*EXERCISE OBJECTIVE*.
Print back each record unchanged, without pictures.

──────────────────────────────

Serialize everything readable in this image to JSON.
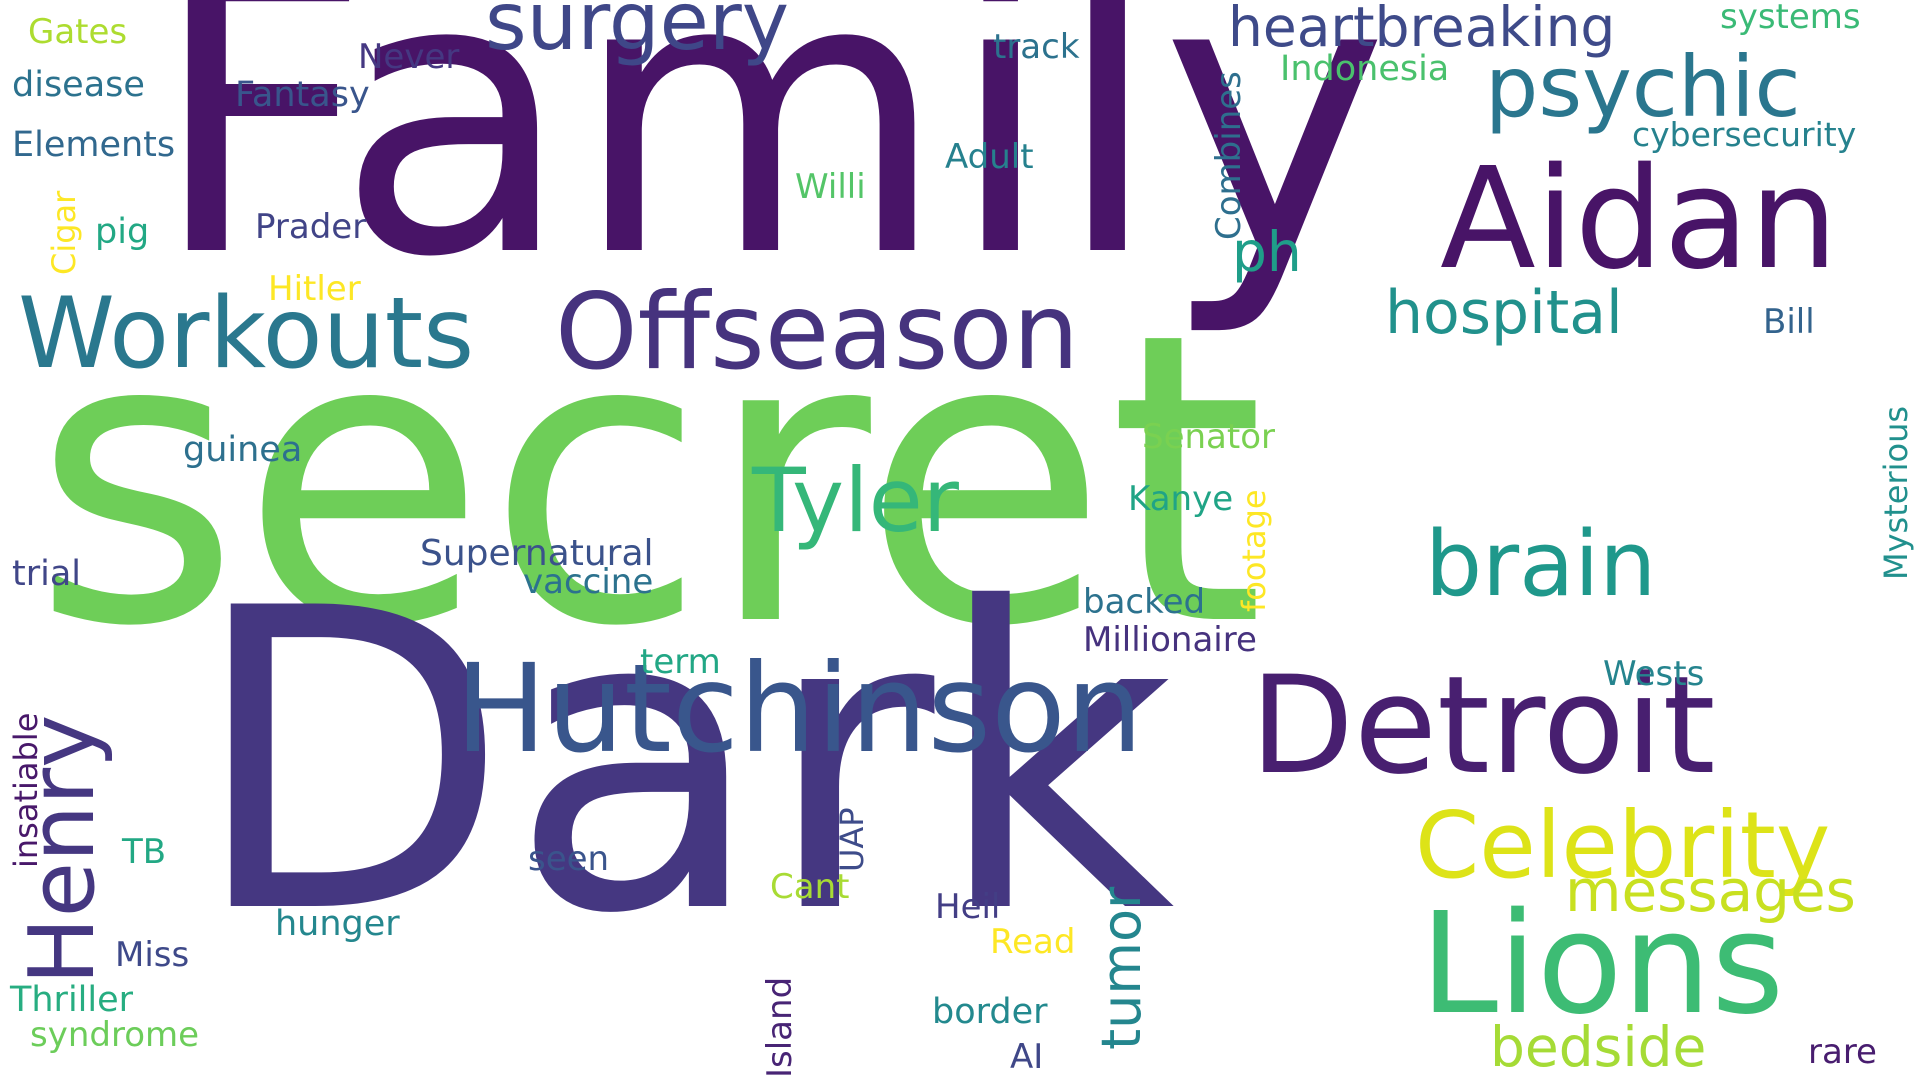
{
  "words": [
    {
      "text": "secret",
      "color": "#6ece58"
    },
    {
      "text": "Dark",
      "color": "#453781"
    },
    {
      "text": "Family",
      "color": "#481467"
    },
    {
      "text": "Aidan",
      "color": "#481467"
    },
    {
      "text": "Hutchinson",
      "color": "#39568c"
    },
    {
      "text": "Detroit",
      "color": "#481f70"
    },
    {
      "text": "Offseason",
      "color": "#46337e"
    },
    {
      "text": "Workouts",
      "color": "#2a788e"
    },
    {
      "text": "Lions",
      "color": "#3dbc74"
    },
    {
      "text": "Celebrity",
      "color": "#dde318"
    },
    {
      "text": "brain",
      "color": "#1f988b"
    },
    {
      "text": "Tyler",
      "color": "#35b779"
    },
    {
      "text": "psychic",
      "color": "#2a768e"
    },
    {
      "text": "surgery",
      "color": "#3f4788"
    },
    {
      "text": "Henry",
      "color": "#453781"
    },
    {
      "text": "heartbreaking",
      "color": "#3e4a89"
    },
    {
      "text": "hospital",
      "color": "#21918c"
    },
    {
      "text": "messages",
      "color": "#c8e020"
    },
    {
      "text": "bedside",
      "color": "#a5db36"
    },
    {
      "text": "tumor",
      "color": "#24868e"
    },
    {
      "text": "ph",
      "color": "#1f9e89"
    },
    {
      "text": "Gates",
      "color": "#addc30"
    },
    {
      "text": "Never",
      "color": "#453882"
    },
    {
      "text": "track",
      "color": "#2c728e"
    },
    {
      "text": "systems",
      "color": "#3aba76"
    },
    {
      "text": "disease",
      "color": "#2c728e"
    },
    {
      "text": "Fantasy",
      "color": "#39558c"
    },
    {
      "text": "Indonesia",
      "color": "#4ac16d"
    },
    {
      "text": "Combines",
      "color": "#2e6f8e"
    },
    {
      "text": "cybersecurity",
      "color": "#26828e"
    },
    {
      "text": "Elements",
      "color": "#31688e"
    },
    {
      "text": "Adult",
      "color": "#26818e"
    },
    {
      "text": "Willi",
      "color": "#54c568"
    },
    {
      "text": "Cigar",
      "color": "#fde725"
    },
    {
      "text": "pig",
      "color": "#22a884"
    },
    {
      "text": "Prader",
      "color": "#414487"
    },
    {
      "text": "Hitler",
      "color": "#fde725"
    },
    {
      "text": "Bill",
      "color": "#33638d"
    },
    {
      "text": "Mysterious",
      "color": "#21908d"
    },
    {
      "text": "Senator",
      "color": "#7ad151"
    },
    {
      "text": "guinea",
      "color": "#2d708e"
    },
    {
      "text": "Kanye",
      "color": "#20a486"
    },
    {
      "text": "footage",
      "color": "#fde725"
    },
    {
      "text": "Supernatural",
      "color": "#3b528b"
    },
    {
      "text": "vaccine",
      "color": "#2c728e"
    },
    {
      "text": "trial",
      "color": "#404688"
    },
    {
      "text": "backed",
      "color": "#2c728e"
    },
    {
      "text": "Millionaire",
      "color": "#46327e"
    },
    {
      "text": "term",
      "color": "#22a785"
    },
    {
      "text": "Wests",
      "color": "#25848e"
    },
    {
      "text": "insatiable",
      "color": "#48186a"
    },
    {
      "text": "UAP",
      "color": "#3e4c8a"
    },
    {
      "text": "TB",
      "color": "#22a884"
    },
    {
      "text": "seen",
      "color": "#3a548c"
    },
    {
      "text": "Cant",
      "color": "#a8db34"
    },
    {
      "text": "Heil",
      "color": "#433e85"
    },
    {
      "text": "hunger",
      "color": "#24878e"
    },
    {
      "text": "Read",
      "color": "#fde725"
    },
    {
      "text": "Miss",
      "color": "#3e4989"
    },
    {
      "text": "Thriller",
      "color": "#27ad81"
    },
    {
      "text": "Island",
      "color": "#482475"
    },
    {
      "text": "border",
      "color": "#23898e"
    },
    {
      "text": "syndrome",
      "color": "#6ccd5a"
    },
    {
      "text": "AI",
      "color": "#3f4788"
    },
    {
      "text": "rare",
      "color": "#481d6f"
    }
  ]
}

──────────────────────────────

*RESPONSE FOR THIS EXERCISE*.
Serialize everything readable in this image to JSON.
{
  "words": [
    {
      "text": "secret",
      "color": "#6ece58"
    },
    {
      "text": "Dark",
      "color": "#453781"
    },
    {
      "text": "Family",
      "color": "#481467"
    },
    {
      "text": "Aidan",
      "color": "#481467"
    },
    {
      "text": "Hutchinson",
      "color": "#39568c"
    },
    {
      "text": "Detroit",
      "color": "#481f70"
    },
    {
      "text": "Offseason",
      "color": "#46337e"
    },
    {
      "text": "Workouts",
      "color": "#2a788e"
    },
    {
      "text": "Lions",
      "color": "#3dbc74"
    },
    {
      "text": "Celebrity",
      "color": "#dde318"
    },
    {
      "text": "brain",
      "color": "#1f988b"
    },
    {
      "text": "Tyler",
      "color": "#35b779"
    },
    {
      "text": "psychic",
      "color": "#2a768e"
    },
    {
      "text": "surgery",
      "color": "#3f4788"
    },
    {
      "text": "Henry",
      "color": "#453781"
    },
    {
      "text": "heartbreaking",
      "color": "#3e4a89"
    },
    {
      "text": "hospital",
      "color": "#21918c"
    },
    {
      "text": "messages",
      "color": "#c8e020"
    },
    {
      "text": "bedside",
      "color": "#a5db36"
    },
    {
      "text": "tumor",
      "color": "#24868e"
    },
    {
      "text": "ph",
      "color": "#1f9e89"
    },
    {
      "text": "Gates",
      "color": "#addc30"
    },
    {
      "text": "Never",
      "color": "#453882"
    },
    {
      "text": "track",
      "color": "#2c728e"
    },
    {
      "text": "systems",
      "color": "#3aba76"
    },
    {
      "text": "disease",
      "color": "#2c728e"
    },
    {
      "text": "Fantasy",
      "color": "#39558c"
    },
    {
      "text": "Indonesia",
      "color": "#4ac16d"
    },
    {
      "text": "Combines",
      "color": "#2e6f8e"
    },
    {
      "text": "cybersecurity",
      "color": "#26828e"
    },
    {
      "text": "Elements",
      "color": "#31688e"
    },
    {
      "text": "Adult",
      "color": "#26818e"
    },
    {
      "text": "Willi",
      "color": "#54c568"
    },
    {
      "text": "Cigar",
      "color": "#fde725"
    },
    {
      "text": "pig",
      "color": "#22a884"
    },
    {
      "text": "Prader",
      "color": "#414487"
    },
    {
      "text": "Hitler",
      "color": "#fde725"
    },
    {
      "text": "Bill",
      "color": "#33638d"
    },
    {
      "text": "Mysterious",
      "color": "#21908d"
    },
    {
      "text": "Senator",
      "color": "#7ad151"
    },
    {
      "text": "guinea",
      "color": "#2d708e"
    },
    {
      "text": "Kanye",
      "color": "#20a486"
    },
    {
      "text": "footage",
      "color": "#fde725"
    },
    {
      "text": "Supernatural",
      "color": "#3b528b"
    },
    {
      "text": "vaccine",
      "color": "#2c728e"
    },
    {
      "text": "trial",
      "color": "#404688"
    },
    {
      "text": "backed",
      "color": "#2c728e"
    },
    {
      "text": "Millionaire",
      "color": "#46327e"
    },
    {
      "text": "term",
      "color": "#22a785"
    },
    {
      "text": "Wests",
      "color": "#25848e"
    },
    {
      "text": "insatiable",
      "color": "#48186a"
    },
    {
      "text": "UAP",
      "color": "#3e4c8a"
    },
    {
      "text": "TB",
      "color": "#22a884"
    },
    {
      "text": "seen",
      "color": "#3a548c"
    },
    {
      "text": "Cant",
      "color": "#a8db34"
    },
    {
      "text": "Heil",
      "color": "#433e85"
    },
    {
      "text": "hunger",
      "color": "#24878e"
    },
    {
      "text": "Read",
      "color": "#fde725"
    },
    {
      "text": "Miss",
      "color": "#3e4989"
    },
    {
      "text": "Thriller",
      "color": "#27ad81"
    },
    {
      "text": "Island",
      "color": "#482475"
    },
    {
      "text": "border",
      "color": "#23898e"
    },
    {
      "text": "syndrome",
      "color": "#6ccd5a"
    },
    {
      "text": "AI",
      "color": "#3f4788"
    },
    {
      "text": "rare",
      "color": "#481d6f"
    }
  ]
}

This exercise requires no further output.